Exercise brief:
Please put the listing lines into a Markdown table with the columns Row and Line, starting at the line that contains "close-icon[interactable] — [1317, 144, 1341, 168]" and ending at the line that contains "category-label: Analytics —". Give only those lines and leave out any blank ones.

Entries shown:
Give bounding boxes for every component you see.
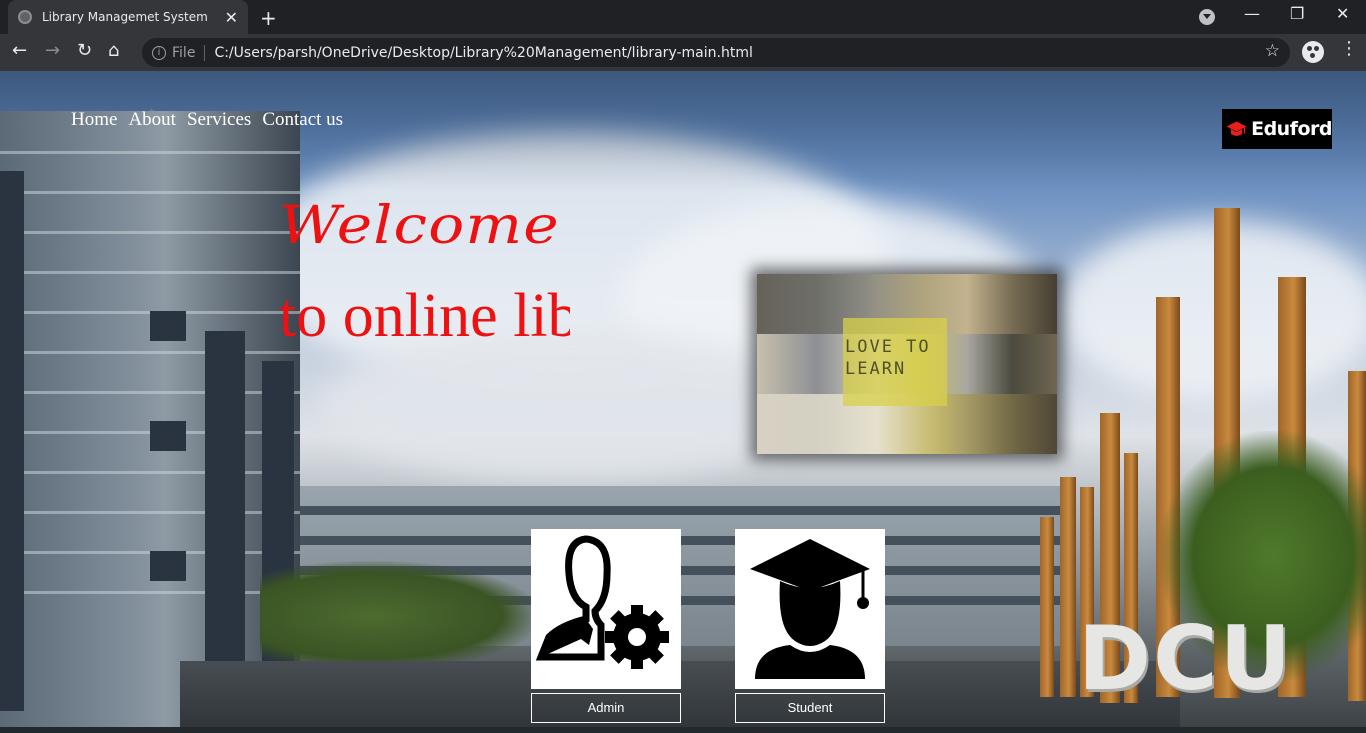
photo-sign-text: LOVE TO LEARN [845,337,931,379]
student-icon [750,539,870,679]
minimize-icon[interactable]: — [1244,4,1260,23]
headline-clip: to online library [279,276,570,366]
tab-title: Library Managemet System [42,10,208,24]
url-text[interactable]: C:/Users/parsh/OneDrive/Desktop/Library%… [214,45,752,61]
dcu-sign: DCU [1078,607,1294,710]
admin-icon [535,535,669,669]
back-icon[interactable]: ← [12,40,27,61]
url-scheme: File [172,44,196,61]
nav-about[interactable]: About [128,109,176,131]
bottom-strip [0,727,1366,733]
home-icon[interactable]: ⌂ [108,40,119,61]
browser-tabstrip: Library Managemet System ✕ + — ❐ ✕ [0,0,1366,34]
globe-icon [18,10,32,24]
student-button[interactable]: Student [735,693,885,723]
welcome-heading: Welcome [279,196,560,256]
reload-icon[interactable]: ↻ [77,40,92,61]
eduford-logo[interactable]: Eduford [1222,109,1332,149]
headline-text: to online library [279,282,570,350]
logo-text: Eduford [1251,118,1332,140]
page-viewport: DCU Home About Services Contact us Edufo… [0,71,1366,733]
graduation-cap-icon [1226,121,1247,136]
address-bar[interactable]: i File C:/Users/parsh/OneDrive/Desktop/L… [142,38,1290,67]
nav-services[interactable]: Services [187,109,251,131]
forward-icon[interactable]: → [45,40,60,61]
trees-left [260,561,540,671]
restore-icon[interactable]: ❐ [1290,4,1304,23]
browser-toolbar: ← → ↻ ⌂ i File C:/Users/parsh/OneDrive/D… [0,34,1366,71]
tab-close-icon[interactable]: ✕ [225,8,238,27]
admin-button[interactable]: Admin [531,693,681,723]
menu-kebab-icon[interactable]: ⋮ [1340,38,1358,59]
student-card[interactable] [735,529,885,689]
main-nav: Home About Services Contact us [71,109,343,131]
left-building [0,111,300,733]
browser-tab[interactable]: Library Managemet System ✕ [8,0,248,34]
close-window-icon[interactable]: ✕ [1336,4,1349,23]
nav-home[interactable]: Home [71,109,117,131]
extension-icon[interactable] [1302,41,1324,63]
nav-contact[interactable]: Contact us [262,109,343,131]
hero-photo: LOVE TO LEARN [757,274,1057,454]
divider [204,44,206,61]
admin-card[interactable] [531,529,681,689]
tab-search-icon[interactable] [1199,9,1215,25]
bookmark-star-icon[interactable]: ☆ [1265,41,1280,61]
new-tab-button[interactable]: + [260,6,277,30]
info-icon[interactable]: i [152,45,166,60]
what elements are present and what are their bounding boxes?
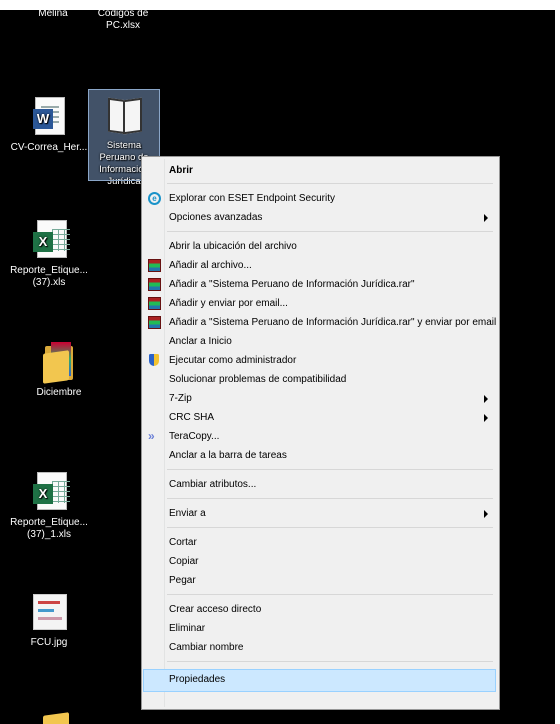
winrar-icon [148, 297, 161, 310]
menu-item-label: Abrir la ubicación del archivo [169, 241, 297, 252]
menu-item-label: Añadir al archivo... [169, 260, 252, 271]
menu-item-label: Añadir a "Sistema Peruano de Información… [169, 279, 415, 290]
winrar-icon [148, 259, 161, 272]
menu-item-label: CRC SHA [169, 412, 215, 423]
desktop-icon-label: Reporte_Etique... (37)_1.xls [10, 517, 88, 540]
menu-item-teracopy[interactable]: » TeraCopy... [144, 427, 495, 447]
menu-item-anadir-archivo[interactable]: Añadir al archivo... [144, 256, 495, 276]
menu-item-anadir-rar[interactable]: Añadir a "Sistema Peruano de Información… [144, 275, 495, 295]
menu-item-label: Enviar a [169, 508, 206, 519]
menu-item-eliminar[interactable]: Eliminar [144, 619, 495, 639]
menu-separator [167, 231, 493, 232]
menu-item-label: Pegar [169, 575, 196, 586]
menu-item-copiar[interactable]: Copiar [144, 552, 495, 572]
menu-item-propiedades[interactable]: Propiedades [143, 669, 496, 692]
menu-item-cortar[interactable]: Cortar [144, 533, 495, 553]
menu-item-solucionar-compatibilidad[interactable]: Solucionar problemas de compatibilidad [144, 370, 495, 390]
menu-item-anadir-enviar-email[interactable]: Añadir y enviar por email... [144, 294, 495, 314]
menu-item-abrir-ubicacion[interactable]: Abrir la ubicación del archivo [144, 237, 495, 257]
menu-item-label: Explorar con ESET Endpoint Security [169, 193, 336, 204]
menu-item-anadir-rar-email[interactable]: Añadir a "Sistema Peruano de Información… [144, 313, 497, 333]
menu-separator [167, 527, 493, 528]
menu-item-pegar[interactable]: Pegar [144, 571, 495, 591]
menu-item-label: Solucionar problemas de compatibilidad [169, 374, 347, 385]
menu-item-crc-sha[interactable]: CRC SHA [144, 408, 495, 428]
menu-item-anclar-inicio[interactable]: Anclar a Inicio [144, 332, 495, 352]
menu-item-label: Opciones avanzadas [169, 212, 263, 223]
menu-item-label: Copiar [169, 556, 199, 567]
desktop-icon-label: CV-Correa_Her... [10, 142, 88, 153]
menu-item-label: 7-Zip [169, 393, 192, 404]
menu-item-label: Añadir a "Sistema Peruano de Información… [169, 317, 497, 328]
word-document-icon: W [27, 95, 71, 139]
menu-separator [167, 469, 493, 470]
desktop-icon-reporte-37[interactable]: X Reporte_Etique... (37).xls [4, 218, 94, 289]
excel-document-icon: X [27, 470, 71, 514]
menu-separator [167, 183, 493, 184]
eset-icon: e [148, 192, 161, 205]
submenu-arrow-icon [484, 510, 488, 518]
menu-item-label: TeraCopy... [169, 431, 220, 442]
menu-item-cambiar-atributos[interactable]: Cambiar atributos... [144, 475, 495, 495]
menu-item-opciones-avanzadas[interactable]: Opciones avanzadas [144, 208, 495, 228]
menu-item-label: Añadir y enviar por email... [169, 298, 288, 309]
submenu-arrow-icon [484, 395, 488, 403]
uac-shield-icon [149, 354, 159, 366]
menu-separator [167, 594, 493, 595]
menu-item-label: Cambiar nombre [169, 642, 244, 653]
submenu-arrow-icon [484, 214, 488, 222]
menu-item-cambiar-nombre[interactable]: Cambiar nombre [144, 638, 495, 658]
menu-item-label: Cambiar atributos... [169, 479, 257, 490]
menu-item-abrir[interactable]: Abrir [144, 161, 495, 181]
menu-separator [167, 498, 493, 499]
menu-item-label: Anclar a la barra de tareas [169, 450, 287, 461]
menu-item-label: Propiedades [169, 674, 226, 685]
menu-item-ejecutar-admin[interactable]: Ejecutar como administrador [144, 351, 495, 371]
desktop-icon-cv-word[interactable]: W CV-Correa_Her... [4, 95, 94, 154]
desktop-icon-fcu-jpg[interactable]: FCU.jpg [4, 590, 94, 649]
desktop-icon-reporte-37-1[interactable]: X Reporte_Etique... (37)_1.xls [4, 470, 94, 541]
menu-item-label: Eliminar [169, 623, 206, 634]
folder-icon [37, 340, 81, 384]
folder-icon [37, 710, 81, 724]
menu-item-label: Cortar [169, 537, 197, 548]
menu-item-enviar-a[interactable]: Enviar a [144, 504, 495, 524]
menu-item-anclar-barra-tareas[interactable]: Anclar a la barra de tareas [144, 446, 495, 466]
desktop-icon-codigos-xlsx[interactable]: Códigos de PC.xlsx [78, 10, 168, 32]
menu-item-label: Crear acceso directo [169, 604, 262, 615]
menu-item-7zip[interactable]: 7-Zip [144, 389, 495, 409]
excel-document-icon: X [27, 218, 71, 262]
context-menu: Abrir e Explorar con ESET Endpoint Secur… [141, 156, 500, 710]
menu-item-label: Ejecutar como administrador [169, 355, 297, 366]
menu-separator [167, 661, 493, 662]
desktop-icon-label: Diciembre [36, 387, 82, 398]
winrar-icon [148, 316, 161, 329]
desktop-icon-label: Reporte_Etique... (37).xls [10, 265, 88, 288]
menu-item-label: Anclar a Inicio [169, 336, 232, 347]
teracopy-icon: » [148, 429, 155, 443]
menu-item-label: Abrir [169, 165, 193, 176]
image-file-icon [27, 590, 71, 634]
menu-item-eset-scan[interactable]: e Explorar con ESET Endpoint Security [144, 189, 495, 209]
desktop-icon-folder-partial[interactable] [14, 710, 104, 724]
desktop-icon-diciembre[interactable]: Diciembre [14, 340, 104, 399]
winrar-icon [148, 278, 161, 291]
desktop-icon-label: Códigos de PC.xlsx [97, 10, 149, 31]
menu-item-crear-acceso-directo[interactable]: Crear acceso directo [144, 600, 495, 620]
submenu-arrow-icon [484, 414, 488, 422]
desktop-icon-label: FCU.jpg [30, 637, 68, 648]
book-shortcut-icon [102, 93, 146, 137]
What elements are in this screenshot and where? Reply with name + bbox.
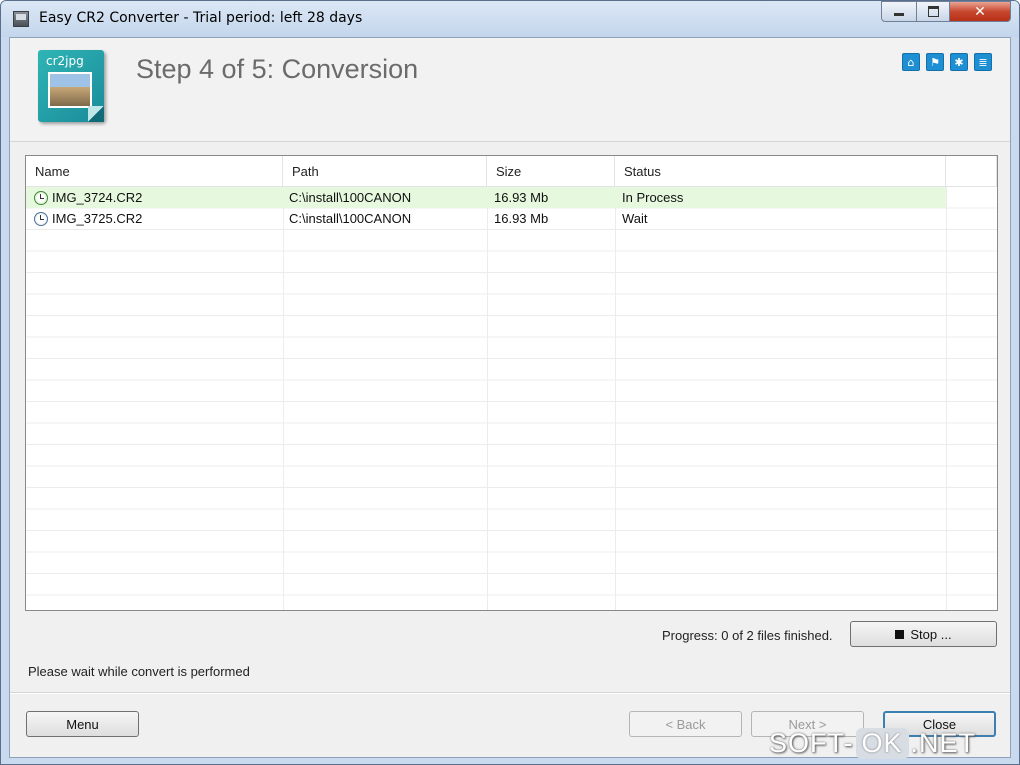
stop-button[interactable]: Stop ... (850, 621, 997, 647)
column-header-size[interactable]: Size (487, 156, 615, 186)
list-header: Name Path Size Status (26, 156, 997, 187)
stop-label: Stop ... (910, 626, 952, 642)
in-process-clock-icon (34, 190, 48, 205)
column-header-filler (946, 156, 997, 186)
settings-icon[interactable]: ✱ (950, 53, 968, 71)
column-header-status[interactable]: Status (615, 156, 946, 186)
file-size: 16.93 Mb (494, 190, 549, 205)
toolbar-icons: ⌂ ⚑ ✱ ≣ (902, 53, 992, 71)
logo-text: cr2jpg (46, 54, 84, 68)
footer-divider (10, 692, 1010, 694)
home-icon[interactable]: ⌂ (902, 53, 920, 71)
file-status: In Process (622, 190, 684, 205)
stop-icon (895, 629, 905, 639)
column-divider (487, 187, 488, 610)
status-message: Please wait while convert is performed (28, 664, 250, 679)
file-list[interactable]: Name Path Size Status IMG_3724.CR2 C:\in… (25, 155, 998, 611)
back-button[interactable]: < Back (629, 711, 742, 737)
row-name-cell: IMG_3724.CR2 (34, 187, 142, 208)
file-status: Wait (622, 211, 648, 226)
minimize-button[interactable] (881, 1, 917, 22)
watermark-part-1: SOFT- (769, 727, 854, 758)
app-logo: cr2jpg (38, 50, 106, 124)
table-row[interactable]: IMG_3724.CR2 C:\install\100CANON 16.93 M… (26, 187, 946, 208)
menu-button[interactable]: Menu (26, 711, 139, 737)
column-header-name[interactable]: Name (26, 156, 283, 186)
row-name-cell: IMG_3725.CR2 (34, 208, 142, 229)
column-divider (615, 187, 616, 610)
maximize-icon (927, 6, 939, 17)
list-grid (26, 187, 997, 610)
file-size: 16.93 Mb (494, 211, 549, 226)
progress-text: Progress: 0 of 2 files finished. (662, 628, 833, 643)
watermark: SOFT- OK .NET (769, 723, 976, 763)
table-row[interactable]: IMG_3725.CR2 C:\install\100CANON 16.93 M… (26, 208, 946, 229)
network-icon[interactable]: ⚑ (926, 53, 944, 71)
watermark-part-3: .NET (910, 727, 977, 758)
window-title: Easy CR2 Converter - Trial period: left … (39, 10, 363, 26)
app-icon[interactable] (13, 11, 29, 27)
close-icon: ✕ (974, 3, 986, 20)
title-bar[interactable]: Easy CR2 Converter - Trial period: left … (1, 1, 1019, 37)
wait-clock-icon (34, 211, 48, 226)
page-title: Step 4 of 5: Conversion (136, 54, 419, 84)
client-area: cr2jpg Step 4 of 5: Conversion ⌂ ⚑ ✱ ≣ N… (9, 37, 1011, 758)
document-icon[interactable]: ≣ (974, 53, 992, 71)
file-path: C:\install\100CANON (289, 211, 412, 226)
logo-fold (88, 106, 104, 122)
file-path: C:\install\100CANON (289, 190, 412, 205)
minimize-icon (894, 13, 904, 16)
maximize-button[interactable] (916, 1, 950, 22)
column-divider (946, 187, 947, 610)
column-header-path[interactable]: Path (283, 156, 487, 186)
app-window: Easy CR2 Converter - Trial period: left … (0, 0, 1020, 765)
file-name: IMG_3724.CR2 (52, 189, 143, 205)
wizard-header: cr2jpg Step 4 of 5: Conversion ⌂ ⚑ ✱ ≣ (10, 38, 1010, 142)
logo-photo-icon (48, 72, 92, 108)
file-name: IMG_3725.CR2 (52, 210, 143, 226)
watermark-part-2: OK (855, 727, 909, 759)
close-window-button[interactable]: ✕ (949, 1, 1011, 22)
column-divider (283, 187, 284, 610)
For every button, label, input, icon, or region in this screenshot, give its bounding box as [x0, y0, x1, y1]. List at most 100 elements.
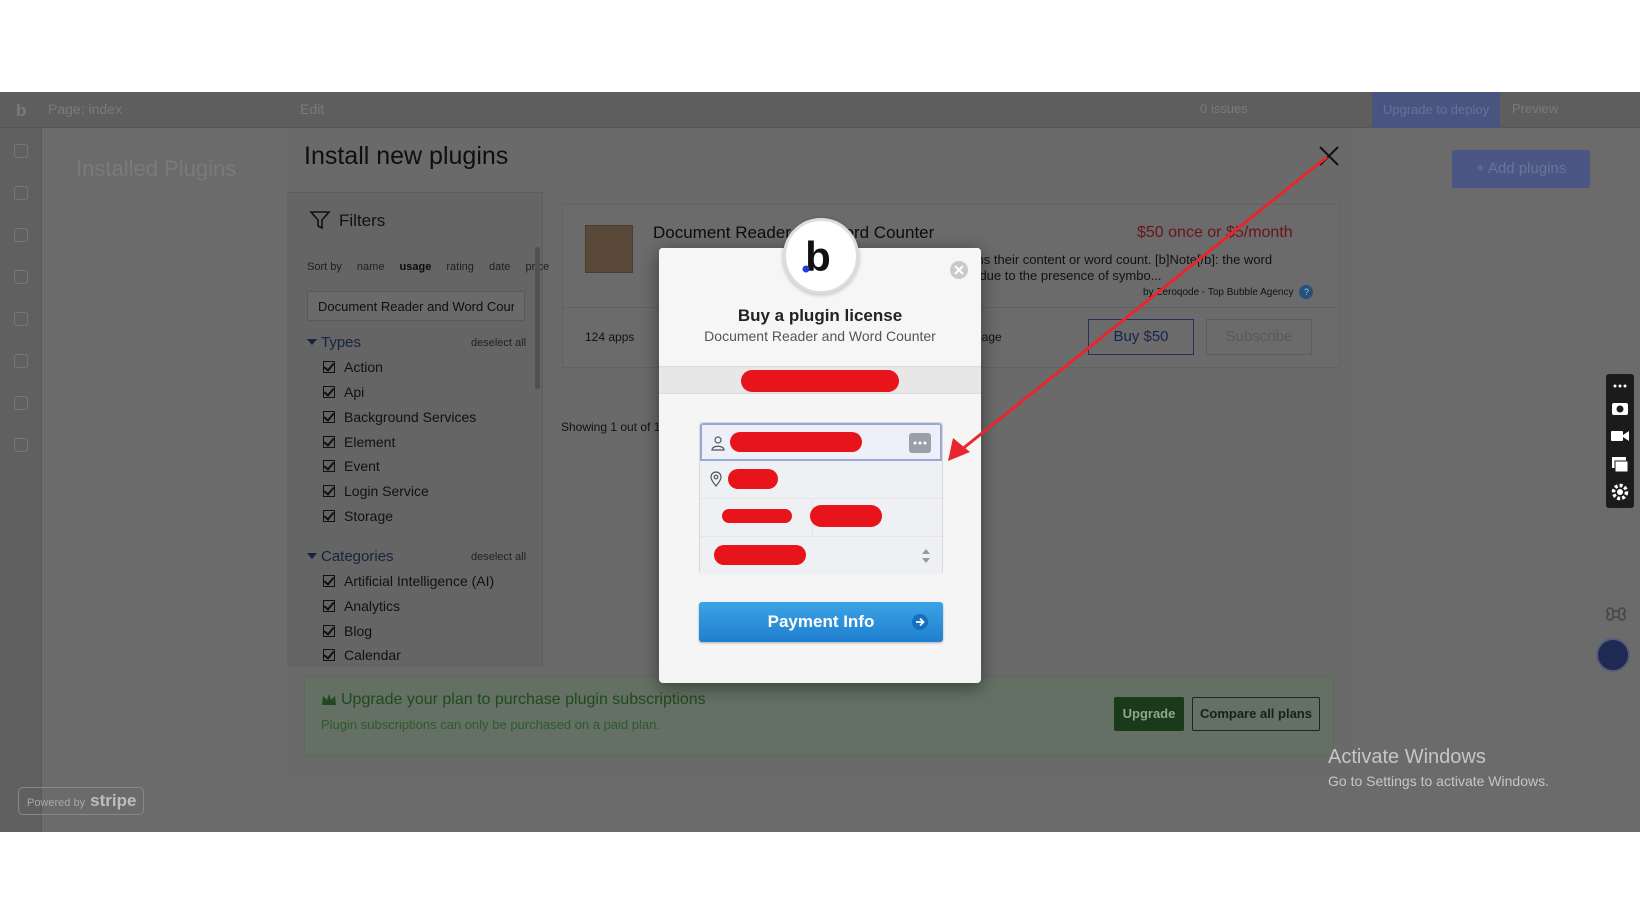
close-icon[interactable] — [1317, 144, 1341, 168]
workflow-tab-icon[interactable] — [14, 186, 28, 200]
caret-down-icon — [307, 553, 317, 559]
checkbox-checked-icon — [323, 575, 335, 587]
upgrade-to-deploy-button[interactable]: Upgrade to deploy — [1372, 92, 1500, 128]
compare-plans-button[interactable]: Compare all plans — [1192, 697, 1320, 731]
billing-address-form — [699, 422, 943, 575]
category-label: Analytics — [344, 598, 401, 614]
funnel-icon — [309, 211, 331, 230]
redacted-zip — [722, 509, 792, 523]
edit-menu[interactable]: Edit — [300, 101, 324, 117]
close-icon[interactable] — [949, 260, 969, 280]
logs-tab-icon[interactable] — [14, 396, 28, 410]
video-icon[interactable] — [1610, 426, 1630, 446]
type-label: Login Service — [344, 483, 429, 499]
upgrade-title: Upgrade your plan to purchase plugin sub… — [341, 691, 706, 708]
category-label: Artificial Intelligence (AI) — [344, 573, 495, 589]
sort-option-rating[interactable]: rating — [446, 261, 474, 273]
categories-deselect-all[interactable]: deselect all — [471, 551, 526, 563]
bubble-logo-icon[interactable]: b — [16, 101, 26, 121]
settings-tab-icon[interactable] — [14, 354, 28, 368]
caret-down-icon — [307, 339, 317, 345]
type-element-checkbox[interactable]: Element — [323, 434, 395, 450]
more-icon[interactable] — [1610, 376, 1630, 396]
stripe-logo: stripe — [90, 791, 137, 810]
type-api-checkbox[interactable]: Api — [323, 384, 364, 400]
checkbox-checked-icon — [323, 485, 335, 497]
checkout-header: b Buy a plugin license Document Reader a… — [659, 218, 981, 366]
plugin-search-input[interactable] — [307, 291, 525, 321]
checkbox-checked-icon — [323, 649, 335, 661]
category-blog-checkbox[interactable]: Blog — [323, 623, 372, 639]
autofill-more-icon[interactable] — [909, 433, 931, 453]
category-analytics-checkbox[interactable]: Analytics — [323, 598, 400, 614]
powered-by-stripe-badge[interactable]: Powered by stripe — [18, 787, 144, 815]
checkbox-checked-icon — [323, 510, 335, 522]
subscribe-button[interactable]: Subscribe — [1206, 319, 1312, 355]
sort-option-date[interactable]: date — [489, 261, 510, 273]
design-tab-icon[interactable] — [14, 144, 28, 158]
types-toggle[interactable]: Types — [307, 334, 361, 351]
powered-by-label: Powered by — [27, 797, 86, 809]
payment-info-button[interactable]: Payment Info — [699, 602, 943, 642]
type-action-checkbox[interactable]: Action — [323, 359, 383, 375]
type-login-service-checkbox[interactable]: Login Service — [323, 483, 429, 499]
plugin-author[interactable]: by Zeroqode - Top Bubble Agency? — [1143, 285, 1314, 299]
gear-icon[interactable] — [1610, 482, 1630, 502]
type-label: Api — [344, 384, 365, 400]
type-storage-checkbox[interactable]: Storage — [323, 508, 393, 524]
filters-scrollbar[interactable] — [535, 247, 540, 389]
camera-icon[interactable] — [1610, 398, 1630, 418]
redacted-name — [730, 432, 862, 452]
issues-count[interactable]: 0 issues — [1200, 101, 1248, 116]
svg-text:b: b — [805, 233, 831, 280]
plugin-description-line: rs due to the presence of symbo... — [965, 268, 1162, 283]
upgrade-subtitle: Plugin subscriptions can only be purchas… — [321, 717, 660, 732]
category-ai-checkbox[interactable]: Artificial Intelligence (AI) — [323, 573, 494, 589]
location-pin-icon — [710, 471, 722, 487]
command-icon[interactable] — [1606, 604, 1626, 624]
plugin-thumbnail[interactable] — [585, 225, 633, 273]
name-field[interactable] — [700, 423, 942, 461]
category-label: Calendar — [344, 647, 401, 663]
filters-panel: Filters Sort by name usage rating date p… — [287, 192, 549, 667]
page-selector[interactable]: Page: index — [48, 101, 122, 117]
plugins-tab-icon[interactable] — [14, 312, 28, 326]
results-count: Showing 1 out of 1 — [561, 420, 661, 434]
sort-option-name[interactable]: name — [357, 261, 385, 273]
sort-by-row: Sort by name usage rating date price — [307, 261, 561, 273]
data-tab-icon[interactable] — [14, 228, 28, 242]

Full response:
| Row | Line |
|---|---|
| 1 | close-icon[interactable] — [1317, 144, 1341, 168] |
| 2 | workflow-tab-icon[interactable] — [14, 186, 28, 200] |
| 3 | caret-down-icon — [307, 553, 317, 559] |
| 4 | checkbox-checked-icon — [323, 575, 335, 587] |
| 5 | upgrade-to-deploy-button[interactable]: Upgrade to deploy — [1372, 92, 1500, 128] |
| 6 | compare-plans-button[interactable]: Compare all plans — [1192, 697, 1320, 731] |
| 7 | billing-address-form — [699, 422, 943, 575] |
| 8 | category-label: Analytics — [344, 598, 401, 614] |